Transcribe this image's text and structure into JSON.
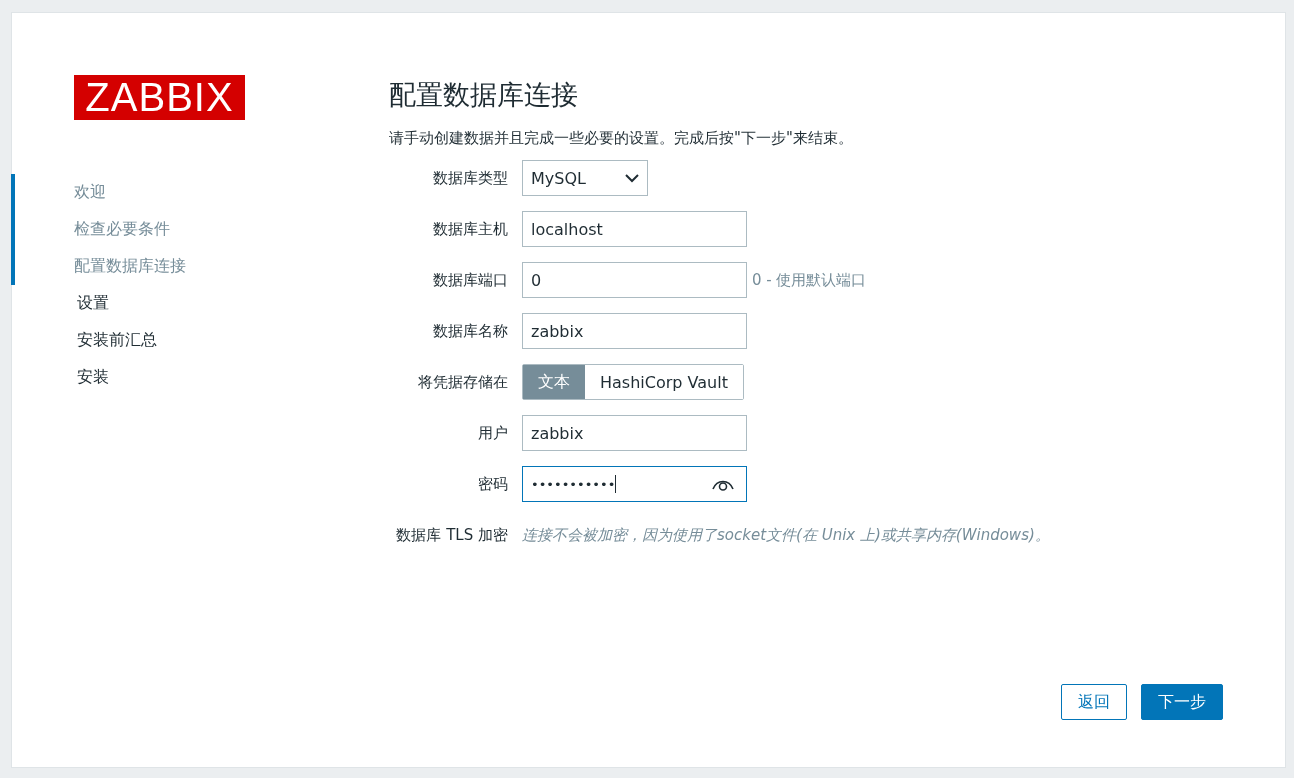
{
  "logo": "ZABBIX",
  "steps": [
    {
      "label": "欢迎",
      "done": true
    },
    {
      "label": "检查必要条件",
      "done": true
    },
    {
      "label": "配置数据库连接",
      "done": true
    },
    {
      "label": "设置",
      "done": false
    },
    {
      "label": "安装前汇总",
      "done": false
    },
    {
      "label": "安装",
      "done": false
    }
  ],
  "title": "配置数据库连接",
  "intro": "请手动创建数据并且完成一些必要的设置。完成后按\"下一步\"来结束。",
  "fields": [
    {
      "kind": "select",
      "label": "数据库类型",
      "value": "MySQL"
    },
    {
      "kind": "text",
      "label": "数据库主机",
      "value": "localhost"
    },
    {
      "kind": "text",
      "label": "数据库端口",
      "value": "0",
      "hint": "0 - 使用默认端口"
    },
    {
      "kind": "text",
      "label": "数据库名称",
      "value": "zabbix"
    },
    {
      "kind": "toggle",
      "label": "将凭据存储在",
      "options": [
        {
          "label": "文本",
          "selected": true
        },
        {
          "label": "HashiCorp Vault",
          "selected": false
        }
      ]
    },
    {
      "kind": "text",
      "label": "用户",
      "value": "zabbix"
    },
    {
      "kind": "password",
      "label": "密码",
      "value": "•••••••••••"
    },
    {
      "kind": "note",
      "label": "数据库 TLS 加密",
      "value": "连接不会被加密，因为使用了socket文件(在 Unix 上)或共享内存(Windows)。"
    }
  ],
  "buttons": [
    {
      "label": "返回",
      "kind": "secondary"
    },
    {
      "label": "下一步",
      "kind": "primary"
    }
  ]
}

•••

EXERCISE ▸
Pull every line containing the word "value" out of the material and copy it.

REPLY ▸
      "value": "MySQL"
      "value": "localhost"
      "value": "0",
      "value": "zabbix"
      "value": "zabbix"
      "value": "•••••••••••"
      "value": "连接不会被加密，因为使用了socket文件(在 Unix 上)或共享内存(Windows)。"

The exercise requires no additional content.